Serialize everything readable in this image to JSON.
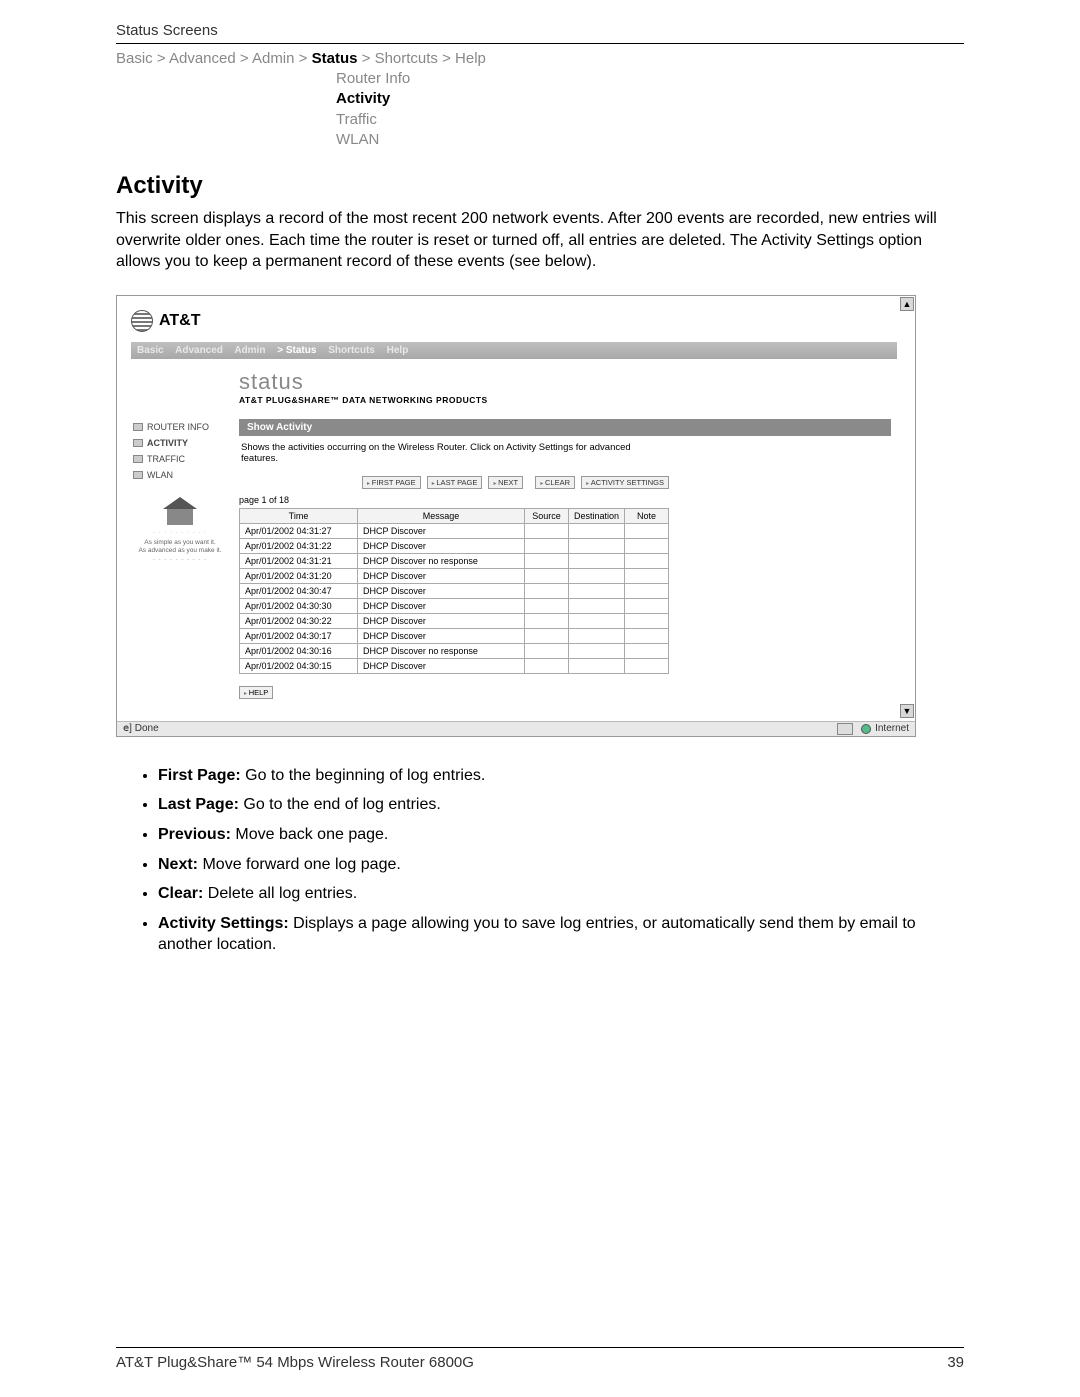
{
  "header": {
    "section": "Status Screens"
  },
  "breadcrumb": {
    "items": [
      "Basic",
      "Advanced",
      "Admin",
      "Status",
      "Shortcuts",
      "Help"
    ],
    "active": "Status"
  },
  "subnav": {
    "items": [
      "Router Info",
      "Activity",
      "Traffic",
      "WLAN"
    ],
    "active": "Activity"
  },
  "title": "Activity",
  "intro": "This screen displays a record of the most recent 200 network events. After 200 events are recorded, new entries will overwrite older ones. Each time the router is reset or turned off, all entries are deleted. The Activity Settings option allows you to keep a permanent record of these events (see below).",
  "screenshot": {
    "logo": "AT&T",
    "tabs": [
      "Basic",
      "Advanced",
      "Admin",
      "Status",
      "Shortcuts",
      "Help"
    ],
    "statusTitle": "status",
    "statusSub": "AT&T PLUG&SHARE™ DATA NETWORKING PRODUCTS",
    "sideItems": [
      "ROUTER INFO",
      "ACTIVITY",
      "TRAFFIC",
      "WLAN"
    ],
    "sideActive": "ACTIVITY",
    "tag1": "As simple as you want it.",
    "tag2": "As advanced as you make it.",
    "panelTitle": "Show Activity",
    "panelDesc": "Shows the activities occurring on the Wireless Router. Click on Activity Settings for advanced features.",
    "buttons": [
      "FIRST PAGE",
      "LAST PAGE",
      "NEXT",
      "CLEAR",
      "ACTIVITY SETTINGS"
    ],
    "pageInfo": "page 1 of 18",
    "cols": [
      "Time",
      "Message",
      "Source",
      "Destination",
      "Note"
    ],
    "rows": [
      {
        "t": "Apr/01/2002 04:31:27",
        "m": "DHCP Discover"
      },
      {
        "t": "Apr/01/2002 04:31:22",
        "m": "DHCP Discover"
      },
      {
        "t": "Apr/01/2002 04:31:21",
        "m": "DHCP Discover no response"
      },
      {
        "t": "Apr/01/2002 04:31:20",
        "m": "DHCP Discover"
      },
      {
        "t": "Apr/01/2002 04:30:47",
        "m": "DHCP Discover"
      },
      {
        "t": "Apr/01/2002 04:30:30",
        "m": "DHCP Discover"
      },
      {
        "t": "Apr/01/2002 04:30:22",
        "m": "DHCP Discover"
      },
      {
        "t": "Apr/01/2002 04:30:17",
        "m": "DHCP Discover"
      },
      {
        "t": "Apr/01/2002 04:30:16",
        "m": "DHCP Discover no response"
      },
      {
        "t": "Apr/01/2002 04:30:15",
        "m": "DHCP Discover"
      }
    ],
    "helpBtn": "HELP",
    "statusDone": "Done",
    "statusNet": "Internet"
  },
  "bullets": [
    {
      "term": "First Page:",
      "desc": " Go to the beginning of log entries."
    },
    {
      "term": "Last Page:",
      "desc": " Go to the end of log entries."
    },
    {
      "term": "Previous:",
      "desc": " Move back one page."
    },
    {
      "term": "Next:",
      "desc": " Move forward one log page."
    },
    {
      "term": "Clear:",
      "desc": " Delete all log entries."
    },
    {
      "term": "Activity Settings:",
      "desc": " Displays a page allowing you to save log entries, or automatically send them by email to another location."
    }
  ],
  "footer": {
    "left": "AT&T Plug&Share™ 54 Mbps Wireless Router 6800G",
    "right": "39"
  }
}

::::::

TASK STATEMENT>
Your copy of the data above should match it exactly, except that pictures are left out.

ANSWER TO THIS PROBLEM>
Serialize everything readable in this image to JSON.
{
  "header": {
    "section": "Status Screens"
  },
  "breadcrumb": {
    "items": [
      "Basic",
      "Advanced",
      "Admin",
      "Status",
      "Shortcuts",
      "Help"
    ],
    "active": "Status"
  },
  "subnav": {
    "items": [
      "Router Info",
      "Activity",
      "Traffic",
      "WLAN"
    ],
    "active": "Activity"
  },
  "title": "Activity",
  "intro": "This screen displays a record of the most recent 200 network events. After 200 events are recorded, new entries will overwrite older ones. Each time the router is reset or turned off, all entries are deleted. The Activity Settings option allows you to keep a permanent record of these events (see below).",
  "screenshot": {
    "logo": "AT&T",
    "tabs": [
      "Basic",
      "Advanced",
      "Admin",
      "Status",
      "Shortcuts",
      "Help"
    ],
    "statusTitle": "status",
    "statusSub": "AT&T PLUG&SHARE™ DATA NETWORKING PRODUCTS",
    "sideItems": [
      "ROUTER INFO",
      "ACTIVITY",
      "TRAFFIC",
      "WLAN"
    ],
    "sideActive": "ACTIVITY",
    "tag1": "As simple as you want it.",
    "tag2": "As advanced as you make it.",
    "panelTitle": "Show Activity",
    "panelDesc": "Shows the activities occurring on the Wireless Router. Click on Activity Settings for advanced features.",
    "buttons": [
      "FIRST PAGE",
      "LAST PAGE",
      "NEXT",
      "CLEAR",
      "ACTIVITY SETTINGS"
    ],
    "pageInfo": "page 1 of 18",
    "cols": [
      "Time",
      "Message",
      "Source",
      "Destination",
      "Note"
    ],
    "rows": [
      {
        "t": "Apr/01/2002 04:31:27",
        "m": "DHCP Discover"
      },
      {
        "t": "Apr/01/2002 04:31:22",
        "m": "DHCP Discover"
      },
      {
        "t": "Apr/01/2002 04:31:21",
        "m": "DHCP Discover no response"
      },
      {
        "t": "Apr/01/2002 04:31:20",
        "m": "DHCP Discover"
      },
      {
        "t": "Apr/01/2002 04:30:47",
        "m": "DHCP Discover"
      },
      {
        "t": "Apr/01/2002 04:30:30",
        "m": "DHCP Discover"
      },
      {
        "t": "Apr/01/2002 04:30:22",
        "m": "DHCP Discover"
      },
      {
        "t": "Apr/01/2002 04:30:17",
        "m": "DHCP Discover"
      },
      {
        "t": "Apr/01/2002 04:30:16",
        "m": "DHCP Discover no response"
      },
      {
        "t": "Apr/01/2002 04:30:15",
        "m": "DHCP Discover"
      }
    ],
    "helpBtn": "HELP",
    "statusDone": "Done",
    "statusNet": "Internet"
  },
  "bullets": [
    {
      "term": "First Page:",
      "desc": " Go to the beginning of log entries."
    },
    {
      "term": "Last Page:",
      "desc": " Go to the end of log entries."
    },
    {
      "term": "Previous:",
      "desc": " Move back one page."
    },
    {
      "term": "Next:",
      "desc": " Move forward one log page."
    },
    {
      "term": "Clear:",
      "desc": " Delete all log entries."
    },
    {
      "term": "Activity Settings:",
      "desc": " Displays a page allowing you to save log entries, or automatically send them by email to another location."
    }
  ],
  "footer": {
    "left": "AT&T Plug&Share™ 54 Mbps Wireless Router 6800G",
    "right": "39"
  }
}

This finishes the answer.